Jun. 25th, 2016

millionreasons: (marnie)
I dreamed that the Referendum result was too close to declare a winner and it had to run again in three months' time. The dream woke me up so I turned on my phone to reassure myself that all was well and Remain had edged it. After all, the bookies had declared Remain, the British people prefer the status quo (otherwise how would they have sold so many records?) and the election of Sadiq Khan had proved that the electorate don't always listen to the racist lies of the tabloids.

It felt like 2015, or 1992, all over again.

I, and many others of the left, were also put in the rather odd position of not wanting Cameron to go. His position seemed untenable after Coulson, after the Panama papers, in the light of the electoral spending malpractice, but he seemed untouchable, unbreakable. I therefore assumed, in the event of a Leave win, that Cameron would be the one doing the negotiation of leaving the EU and it'd be in his interests to keep things much as they are. I expected his party to force him out pre-2020 - I didn't think he'd quit at the first available press conference. So now it's likely to be a Boris Johnson-led Tory party doing the negotiations. The only hope is that Boris might be a giant narcissist whiff-whiff playing baby, but he is a pragmatist. As London Mayor, he didn't try to part-privatise the tube, as Gordon Brown wanted. He actually spoke out against social cleansing. Politicians always renege on their promises and given that Johnson only joined the Leave campaign as a leadership campaign gamble, he might see the point of keeping a lot of what we get out of the EU, maybe dropping a few inconvenient employment rights on the way. Whatever happens, it's going to dominate the political landscape for two, if not five, if not ten years, whilst Stephen Crabb (or whoever) brings in more welfare cuts, which will slip in under the carpet as the media concentrates on exactly how many Romanians will be allowed into the country under the new rules.

- _EXCERPTED DATA_:
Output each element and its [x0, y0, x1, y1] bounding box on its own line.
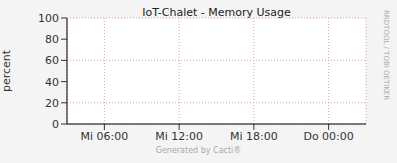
- svg-text:60: 60: [45, 54, 59, 67]
- svg-text:80: 80: [45, 33, 59, 46]
- html-text:RRDTOOL / TOBI OETIKER: RRDTOOL / TOBI OETIKER: [382, 10, 390, 101]
- svg-text:100: 100: [38, 12, 59, 25]
- svg-text:Mi 06:00: Mi 06:00: [81, 130, 129, 143]
- svg-text:Do 00:00: Do 00:00: [303, 130, 353, 143]
- svg-text:40: 40: [45, 76, 59, 89]
- svg-text:20: 20: [45, 97, 59, 110]
- html-text:Generated by Cacti®: Generated by Cacti®: [155, 146, 242, 155]
- svg-text:Mi 12:00: Mi 12:00: [155, 130, 203, 143]
- svg-text:percent: percent: [8, 49, 13, 92]
- html-text:IoT-Chalet - Memory Usage: IoT-Chalet - Memory Usage: [142, 6, 291, 19]
- svg-text:Mi 18:00: Mi 18:00: [230, 130, 278, 143]
- svg-text:0: 0: [52, 118, 59, 131]
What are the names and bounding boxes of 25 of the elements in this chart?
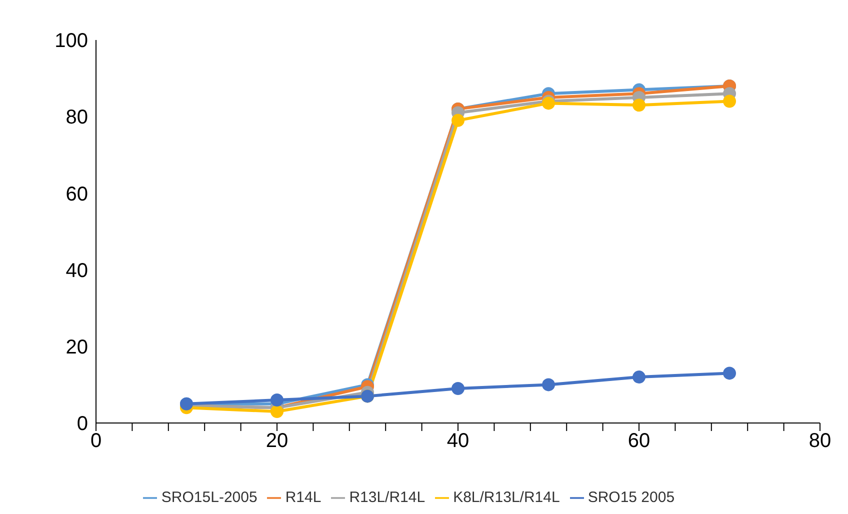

- _WORK TO COMPLETE_:
1: Quote the Referendum post starting with "millionreasons: (marnie)" and going on through "all over again.".
2: How many lines of the listing contain the string "bounding"? Reply with the number only.

- _EXERCISE ANSWERS_:
1:
millionreasons: (marnie)
I dreamed that the Referendum result was too close to declare a winner and it had to run again in three months' time. The dream woke me up so I turned on my phone to reassure myself that all was well and Remain had edged it. After all, the bookies had declared Remain, the British people prefer the status quo (otherwise how would they have sold so many records?) and the election of Sadiq Khan had proved that the electorate don't always listen to the racist lies of the tabloids.

It felt like 2015, or 1992, all over again.

2: 2